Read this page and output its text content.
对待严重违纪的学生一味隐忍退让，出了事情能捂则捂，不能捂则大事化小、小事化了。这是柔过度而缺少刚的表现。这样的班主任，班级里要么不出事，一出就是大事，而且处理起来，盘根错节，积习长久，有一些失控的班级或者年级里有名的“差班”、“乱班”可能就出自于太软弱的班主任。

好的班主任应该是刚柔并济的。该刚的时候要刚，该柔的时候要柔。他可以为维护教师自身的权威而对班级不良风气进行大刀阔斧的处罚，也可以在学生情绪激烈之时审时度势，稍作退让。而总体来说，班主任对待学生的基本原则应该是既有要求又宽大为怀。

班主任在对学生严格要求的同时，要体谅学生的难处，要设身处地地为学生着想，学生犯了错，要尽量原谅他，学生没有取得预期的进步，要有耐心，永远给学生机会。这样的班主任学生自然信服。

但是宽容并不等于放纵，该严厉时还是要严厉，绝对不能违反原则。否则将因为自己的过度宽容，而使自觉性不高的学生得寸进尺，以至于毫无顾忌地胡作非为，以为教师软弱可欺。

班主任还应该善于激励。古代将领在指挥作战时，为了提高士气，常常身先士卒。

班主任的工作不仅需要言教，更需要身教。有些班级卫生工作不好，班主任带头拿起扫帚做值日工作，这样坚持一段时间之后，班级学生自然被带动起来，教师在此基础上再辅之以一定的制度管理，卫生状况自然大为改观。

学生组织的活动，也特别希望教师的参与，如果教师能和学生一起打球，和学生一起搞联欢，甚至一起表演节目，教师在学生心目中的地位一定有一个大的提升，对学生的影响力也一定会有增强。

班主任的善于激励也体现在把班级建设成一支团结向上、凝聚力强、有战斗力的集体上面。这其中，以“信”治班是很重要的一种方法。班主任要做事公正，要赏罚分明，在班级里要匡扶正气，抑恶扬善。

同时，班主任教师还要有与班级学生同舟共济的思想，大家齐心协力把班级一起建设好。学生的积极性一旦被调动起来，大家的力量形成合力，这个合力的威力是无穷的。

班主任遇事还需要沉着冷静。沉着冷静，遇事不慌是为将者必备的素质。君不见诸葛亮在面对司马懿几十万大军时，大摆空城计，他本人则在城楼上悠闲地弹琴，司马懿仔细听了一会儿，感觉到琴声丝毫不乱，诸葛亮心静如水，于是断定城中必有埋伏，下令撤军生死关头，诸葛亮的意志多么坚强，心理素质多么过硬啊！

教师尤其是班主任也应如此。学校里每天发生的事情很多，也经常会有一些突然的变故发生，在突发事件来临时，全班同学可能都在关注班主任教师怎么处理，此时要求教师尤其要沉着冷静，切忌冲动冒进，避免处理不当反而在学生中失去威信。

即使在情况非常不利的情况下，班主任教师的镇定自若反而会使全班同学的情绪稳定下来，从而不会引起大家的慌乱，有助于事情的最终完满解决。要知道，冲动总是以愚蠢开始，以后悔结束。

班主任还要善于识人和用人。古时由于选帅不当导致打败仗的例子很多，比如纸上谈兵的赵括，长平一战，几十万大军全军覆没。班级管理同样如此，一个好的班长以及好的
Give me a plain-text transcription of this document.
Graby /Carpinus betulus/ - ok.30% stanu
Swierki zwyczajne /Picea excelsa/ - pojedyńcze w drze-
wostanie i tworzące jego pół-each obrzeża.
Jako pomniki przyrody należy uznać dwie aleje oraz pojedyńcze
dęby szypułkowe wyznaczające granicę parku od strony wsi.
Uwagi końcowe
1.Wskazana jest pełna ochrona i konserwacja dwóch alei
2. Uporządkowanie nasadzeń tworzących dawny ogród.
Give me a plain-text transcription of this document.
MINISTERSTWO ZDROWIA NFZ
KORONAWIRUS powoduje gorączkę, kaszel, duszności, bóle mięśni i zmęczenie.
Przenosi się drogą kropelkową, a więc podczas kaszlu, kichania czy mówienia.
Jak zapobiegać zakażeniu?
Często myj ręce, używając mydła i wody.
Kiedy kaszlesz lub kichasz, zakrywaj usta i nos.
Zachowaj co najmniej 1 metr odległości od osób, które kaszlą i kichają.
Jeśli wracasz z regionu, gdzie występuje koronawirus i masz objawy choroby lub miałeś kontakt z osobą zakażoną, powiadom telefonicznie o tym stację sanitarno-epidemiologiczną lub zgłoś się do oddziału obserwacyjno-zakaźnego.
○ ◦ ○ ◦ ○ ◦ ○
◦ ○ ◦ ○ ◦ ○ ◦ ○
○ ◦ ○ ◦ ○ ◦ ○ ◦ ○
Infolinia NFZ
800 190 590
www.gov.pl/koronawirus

###

**Task requirements:**
Transcribe the material above in its entirety. Match it exactly.

**Exercise answer:**
Read this page and output its text content.
对待严重违纪的学生一味隐忍退让，出了事情能捂则捂，不能捂则大事化小、小事化了。这是柔过度而缺少刚的表现。这样的班主任，班级里要么不出事，一出就是大事，而且处理起来，盘根错节，积习长久，有一些失控的班级或者年级里有名的“差班”、“乱班”可能就出自于太软弱的班主任。

好的班主任应该是刚柔并济的。该刚的时候要刚，该柔的时候要柔。他可以为维护教师自身的权威而对班级不良风气进行大刀阔斧的处罚，也可以在学生情绪激烈之时审时度势，稍作退让。而总体来说，班主任对待学生的基本原则应该是既有要求又宽大为怀。

班主任在对学生严格要求的同时，要体谅学生的难处，要设身处地地为学生着想，学生犯了错，要尽量原谅他，学生没有取得预期的进步，要有耐心，永远给学生机会。这样的班主任学生自然信服。

但是宽容并不等于放纵，该严厉时还是要严厉，绝对不能违反原则。否则将因为自己的过度宽容，而使自觉性不高的学生得寸进尺，以至于毫无顾忌地胡作非为，以为教师软弱可欺。

班主任还应该善于激励。古代将领在指挥作战时，为了提高士气，常常身先士卒。

班主任的工作不仅需要言教，更需要身教。有些班级卫生工作不好，班主任带头拿起扫帚做值日工作，这样坚持一段时间之后，班级学生自然被带动起来，教师在此基础上再辅之以一定的制度管理，卫生状况自然大为改观。

学生组织的活动，也特别希望教师的参与，如果教师能和学生一起打球，和学生一起搞联欢，甚至一起表演节目，教师在学生心目中的地位一定有一个大的提升，对学生的影响力也一定会有增强。

班主任的善于激励也体现在把班级建设成一支团结向上、凝聚力强、有战斗力的集体上面。这其中，以“信”治班是很重要的一种方法。班主任要做事公正，要赏罚分明，在班级里要匡扶正气，抑恶扬善。

同时，班主任教师还要有与班级学生同舟共济的思想，大家齐心协力把班级一起建设好。学生的积极性一旦被调动起来，大家的力量形成合力，这个合力的威力是无穷的。

班主任遇事还需要沉着冷静。沉着冷静，遇事不慌是为将者必备的素质。君不见诸葛亮在面对司马懿几十万大军时，大摆空城计，他本人则在城楼上悠闲地弹琴，司马懿仔细听了一会儿，感觉到琴声丝毫不乱，诸葛亮心静如水，于是断定城中必有埋伏，下令撤军生死关头，诸葛亮的意志多么坚强，心理素质多么过硬啊！

教师尤其是班主任也应如此。学校里每天发生的事情很多，也经常会有一些突然的变故发生，在突发事件来临时，全班同学可能都在关注班主任教师怎么处理，此时要求教师尤其要沉着冷静，切忌冲动冒进，避免处理不当反而在学生中失去威信。

即使在情况非常不利的情况下，班主任教师的镇定自若反而会使全班同学的情绪稳定下来，从而不会引起大家的慌乱，有助于事情的最终完满解决。要知道，冲动总是以愚蠢开始，以后悔结束。

班主任还要善于识人和用人。古时由于选帅不当导致打败仗的例子很多，比如纸上谈兵的赵括，长平一战，几十万大军全军覆没。班级管理同样如此，一个好的班长以及好的
Give me a plain-text transcription of this document.
Graby /Carpinus betulus/ - ok.30% stanu
Swierki zwyczajne /Picea excelsa/ - pojedyńcze w drze-
wostanie i tworzące jego pół-each obrzeża.
Jako pomniki przyrody należy uznać dwie aleje oraz pojedyńcze
dęby szypułkowe wyznaczające granicę parku od strony wsi.
Uwagi końcowe
1.Wskazana jest pełna ochrona i konserwacja dwóch alei
2. Uporządkowanie nasadzeń tworzących dawny ogród.
Give me a plain-text transcription of this document.
MINISTERSTWO ZDROWIA NFZ
KORONAWIRUS powoduje gorączkę, kaszel, duszności, bóle mięśni i zmęczenie.
Przenosi się drogą kropelkową, a więc podczas kaszlu, kichania czy mówienia.
Jak zapobiegać zakażeniu?
Często myj ręce, używając mydła i wody.
Kiedy kaszlesz lub kichasz, zakrywaj usta i nos.
Zachowaj co najmniej 1 metr odległości od osób, które kaszlą i kichają.
Jeśli wracasz z regionu, gdzie występuje koronawirus i masz objawy choroby lub miałeś kontakt z osobą zakażoną, powiadom telefonicznie o tym stację sanitarno-epidemiologiczną lub zgłoś się do oddziału obserwacyjno-zakaźnego.
○ ◦ ○ ◦ ○ ◦ ○
◦ ○ ◦ ○ ◦ ○ ◦ ○
○ ◦ ○ ◦ ○ ◦ ○ ◦ ○
Infolinia NFZ
800 190 590
www.gov.pl/koronawirus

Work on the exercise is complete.